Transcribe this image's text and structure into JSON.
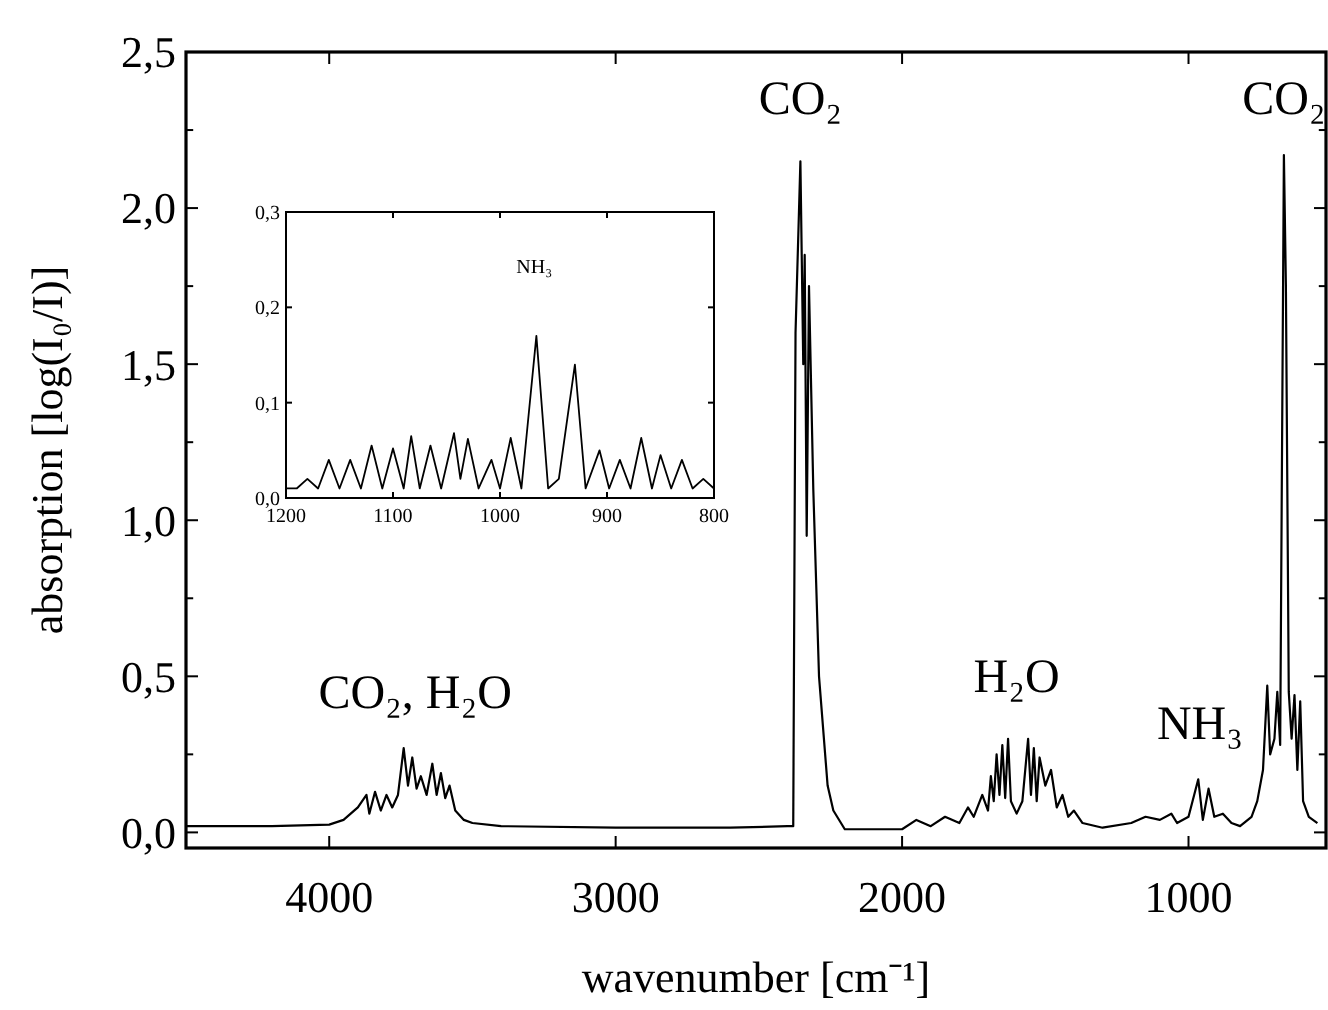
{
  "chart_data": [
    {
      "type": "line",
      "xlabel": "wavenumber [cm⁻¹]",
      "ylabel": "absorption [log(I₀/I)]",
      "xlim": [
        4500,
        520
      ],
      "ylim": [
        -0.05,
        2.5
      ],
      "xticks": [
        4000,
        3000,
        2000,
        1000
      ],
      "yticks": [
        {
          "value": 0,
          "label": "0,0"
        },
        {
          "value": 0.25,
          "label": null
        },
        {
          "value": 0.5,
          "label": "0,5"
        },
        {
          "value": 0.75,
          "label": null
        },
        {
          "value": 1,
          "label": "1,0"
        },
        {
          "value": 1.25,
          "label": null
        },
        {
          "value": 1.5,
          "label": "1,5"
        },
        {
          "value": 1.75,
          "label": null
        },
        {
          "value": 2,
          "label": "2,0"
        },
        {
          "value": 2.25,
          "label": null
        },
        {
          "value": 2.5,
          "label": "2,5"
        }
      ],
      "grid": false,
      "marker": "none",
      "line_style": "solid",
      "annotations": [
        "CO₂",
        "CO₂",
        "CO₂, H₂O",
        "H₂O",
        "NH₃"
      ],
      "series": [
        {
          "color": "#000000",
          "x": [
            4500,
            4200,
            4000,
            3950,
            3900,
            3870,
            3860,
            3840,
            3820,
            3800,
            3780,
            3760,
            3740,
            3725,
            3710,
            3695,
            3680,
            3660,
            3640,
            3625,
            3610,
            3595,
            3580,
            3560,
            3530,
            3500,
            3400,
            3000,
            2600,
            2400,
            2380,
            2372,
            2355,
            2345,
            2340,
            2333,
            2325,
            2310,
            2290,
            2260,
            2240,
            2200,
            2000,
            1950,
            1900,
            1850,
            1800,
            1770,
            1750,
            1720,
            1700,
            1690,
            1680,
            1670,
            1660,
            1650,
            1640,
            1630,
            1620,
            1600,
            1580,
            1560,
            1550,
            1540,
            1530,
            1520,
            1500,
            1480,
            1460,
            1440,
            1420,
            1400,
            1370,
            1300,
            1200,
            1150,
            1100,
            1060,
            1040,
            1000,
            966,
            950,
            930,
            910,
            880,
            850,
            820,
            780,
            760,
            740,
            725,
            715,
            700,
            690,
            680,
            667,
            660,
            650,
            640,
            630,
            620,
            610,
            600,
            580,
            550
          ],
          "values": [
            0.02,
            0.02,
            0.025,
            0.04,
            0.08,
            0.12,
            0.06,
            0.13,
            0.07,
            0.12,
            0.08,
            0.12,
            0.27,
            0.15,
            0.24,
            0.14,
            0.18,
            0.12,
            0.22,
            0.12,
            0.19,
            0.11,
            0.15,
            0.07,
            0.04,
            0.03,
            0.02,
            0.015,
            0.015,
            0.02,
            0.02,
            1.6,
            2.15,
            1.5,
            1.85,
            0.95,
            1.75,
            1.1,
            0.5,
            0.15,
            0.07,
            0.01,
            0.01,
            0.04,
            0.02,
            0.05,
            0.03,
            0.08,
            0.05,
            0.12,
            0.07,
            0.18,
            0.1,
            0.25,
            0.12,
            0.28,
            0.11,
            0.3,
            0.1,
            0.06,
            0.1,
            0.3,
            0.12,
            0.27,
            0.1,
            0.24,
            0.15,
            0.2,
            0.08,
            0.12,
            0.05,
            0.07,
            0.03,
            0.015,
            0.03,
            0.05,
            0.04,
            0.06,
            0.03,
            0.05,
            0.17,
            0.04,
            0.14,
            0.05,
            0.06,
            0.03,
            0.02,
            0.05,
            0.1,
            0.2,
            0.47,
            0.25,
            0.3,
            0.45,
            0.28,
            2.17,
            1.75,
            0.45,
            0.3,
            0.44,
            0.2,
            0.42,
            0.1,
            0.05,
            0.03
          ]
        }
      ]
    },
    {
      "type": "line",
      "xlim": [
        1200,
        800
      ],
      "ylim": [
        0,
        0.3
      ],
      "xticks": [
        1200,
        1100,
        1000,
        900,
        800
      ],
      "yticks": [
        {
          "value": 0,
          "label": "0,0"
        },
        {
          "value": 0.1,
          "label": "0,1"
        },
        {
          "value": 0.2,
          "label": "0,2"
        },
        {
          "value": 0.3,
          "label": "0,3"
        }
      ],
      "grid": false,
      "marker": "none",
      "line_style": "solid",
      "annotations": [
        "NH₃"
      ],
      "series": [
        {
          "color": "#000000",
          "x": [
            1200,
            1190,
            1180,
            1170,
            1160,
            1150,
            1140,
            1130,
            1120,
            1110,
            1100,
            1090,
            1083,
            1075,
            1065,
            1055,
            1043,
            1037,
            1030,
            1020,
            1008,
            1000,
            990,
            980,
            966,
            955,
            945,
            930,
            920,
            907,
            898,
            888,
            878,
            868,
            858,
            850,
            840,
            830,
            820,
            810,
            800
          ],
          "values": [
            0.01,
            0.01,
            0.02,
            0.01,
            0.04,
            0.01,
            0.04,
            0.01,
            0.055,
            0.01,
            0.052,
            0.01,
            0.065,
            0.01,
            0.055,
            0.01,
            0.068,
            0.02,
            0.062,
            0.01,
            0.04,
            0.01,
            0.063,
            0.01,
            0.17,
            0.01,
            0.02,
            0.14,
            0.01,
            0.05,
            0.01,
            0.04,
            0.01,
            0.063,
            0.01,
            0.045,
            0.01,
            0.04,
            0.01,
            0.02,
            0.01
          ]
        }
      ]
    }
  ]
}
◇ ◇ ◇ ◇ ◇ ◇ ◇
[Task instructions]
Give back the entries verbatim. Do not include any picture.

[Finished answer]
Transcribe this image's text and structure into JSON.
{
  "chart_data": [
    {
      "type": "line",
      "xlabel": "wavenumber [cm⁻¹]",
      "ylabel": "absorption [log(I₀/I)]",
      "xlim": [
        4500,
        520
      ],
      "ylim": [
        -0.05,
        2.5
      ],
      "xticks": [
        4000,
        3000,
        2000,
        1000
      ],
      "yticks": [
        {
          "value": 0,
          "label": "0,0"
        },
        {
          "value": 0.25,
          "label": null
        },
        {
          "value": 0.5,
          "label": "0,5"
        },
        {
          "value": 0.75,
          "label": null
        },
        {
          "value": 1,
          "label": "1,0"
        },
        {
          "value": 1.25,
          "label": null
        },
        {
          "value": 1.5,
          "label": "1,5"
        },
        {
          "value": 1.75,
          "label": null
        },
        {
          "value": 2,
          "label": "2,0"
        },
        {
          "value": 2.25,
          "label": null
        },
        {
          "value": 2.5,
          "label": "2,5"
        }
      ],
      "grid": false,
      "marker": "none",
      "line_style": "solid",
      "annotations": [
        "CO₂",
        "CO₂",
        "CO₂, H₂O",
        "H₂O",
        "NH₃"
      ],
      "series": [
        {
          "color": "#000000",
          "x": [
            4500,
            4200,
            4000,
            3950,
            3900,
            3870,
            3860,
            3840,
            3820,
            3800,
            3780,
            3760,
            3740,
            3725,
            3710,
            3695,
            3680,
            3660,
            3640,
            3625,
            3610,
            3595,
            3580,
            3560,
            3530,
            3500,
            3400,
            3000,
            2600,
            2400,
            2380,
            2372,
            2355,
            2345,
            2340,
            2333,
            2325,
            2310,
            2290,
            2260,
            2240,
            2200,
            2000,
            1950,
            1900,
            1850,
            1800,
            1770,
            1750,
            1720,
            1700,
            1690,
            1680,
            1670,
            1660,
            1650,
            1640,
            1630,
            1620,
            1600,
            1580,
            1560,
            1550,
            1540,
            1530,
            1520,
            1500,
            1480,
            1460,
            1440,
            1420,
            1400,
            1370,
            1300,
            1200,
            1150,
            1100,
            1060,
            1040,
            1000,
            966,
            950,
            930,
            910,
            880,
            850,
            820,
            780,
            760,
            740,
            725,
            715,
            700,
            690,
            680,
            667,
            660,
            650,
            640,
            630,
            620,
            610,
            600,
            580,
            550
          ],
          "values": [
            0.02,
            0.02,
            0.025,
            0.04,
            0.08,
            0.12,
            0.06,
            0.13,
            0.07,
            0.12,
            0.08,
            0.12,
            0.27,
            0.15,
            0.24,
            0.14,
            0.18,
            0.12,
            0.22,
            0.12,
            0.19,
            0.11,
            0.15,
            0.07,
            0.04,
            0.03,
            0.02,
            0.015,
            0.015,
            0.02,
            0.02,
            1.6,
            2.15,
            1.5,
            1.85,
            0.95,
            1.75,
            1.1,
            0.5,
            0.15,
            0.07,
            0.01,
            0.01,
            0.04,
            0.02,
            0.05,
            0.03,
            0.08,
            0.05,
            0.12,
            0.07,
            0.18,
            0.1,
            0.25,
            0.12,
            0.28,
            0.11,
            0.3,
            0.1,
            0.06,
            0.1,
            0.3,
            0.12,
            0.27,
            0.1,
            0.24,
            0.15,
            0.2,
            0.08,
            0.12,
            0.05,
            0.07,
            0.03,
            0.015,
            0.03,
            0.05,
            0.04,
            0.06,
            0.03,
            0.05,
            0.17,
            0.04,
            0.14,
            0.05,
            0.06,
            0.03,
            0.02,
            0.05,
            0.1,
            0.2,
            0.47,
            0.25,
            0.3,
            0.45,
            0.28,
            2.17,
            1.75,
            0.45,
            0.3,
            0.44,
            0.2,
            0.42,
            0.1,
            0.05,
            0.03
          ]
        }
      ]
    },
    {
      "type": "line",
      "xlim": [
        1200,
        800
      ],
      "ylim": [
        0,
        0.3
      ],
      "xticks": [
        1200,
        1100,
        1000,
        900,
        800
      ],
      "yticks": [
        {
          "value": 0,
          "label": "0,0"
        },
        {
          "value": 0.1,
          "label": "0,1"
        },
        {
          "value": 0.2,
          "label": "0,2"
        },
        {
          "value": 0.3,
          "label": "0,3"
        }
      ],
      "grid": false,
      "marker": "none",
      "line_style": "solid",
      "annotations": [
        "NH₃"
      ],
      "series": [
        {
          "color": "#000000",
          "x": [
            1200,
            1190,
            1180,
            1170,
            1160,
            1150,
            1140,
            1130,
            1120,
            1110,
            1100,
            1090,
            1083,
            1075,
            1065,
            1055,
            1043,
            1037,
            1030,
            1020,
            1008,
            1000,
            990,
            980,
            966,
            955,
            945,
            930,
            920,
            907,
            898,
            888,
            878,
            868,
            858,
            850,
            840,
            830,
            820,
            810,
            800
          ],
          "values": [
            0.01,
            0.01,
            0.02,
            0.01,
            0.04,
            0.01,
            0.04,
            0.01,
            0.055,
            0.01,
            0.052,
            0.01,
            0.065,
            0.01,
            0.055,
            0.01,
            0.068,
            0.02,
            0.062,
            0.01,
            0.04,
            0.01,
            0.063,
            0.01,
            0.17,
            0.01,
            0.02,
            0.14,
            0.01,
            0.05,
            0.01,
            0.04,
            0.01,
            0.063,
            0.01,
            0.045,
            0.01,
            0.04,
            0.01,
            0.02,
            0.01
          ]
        }
      ]
    }
  ]
}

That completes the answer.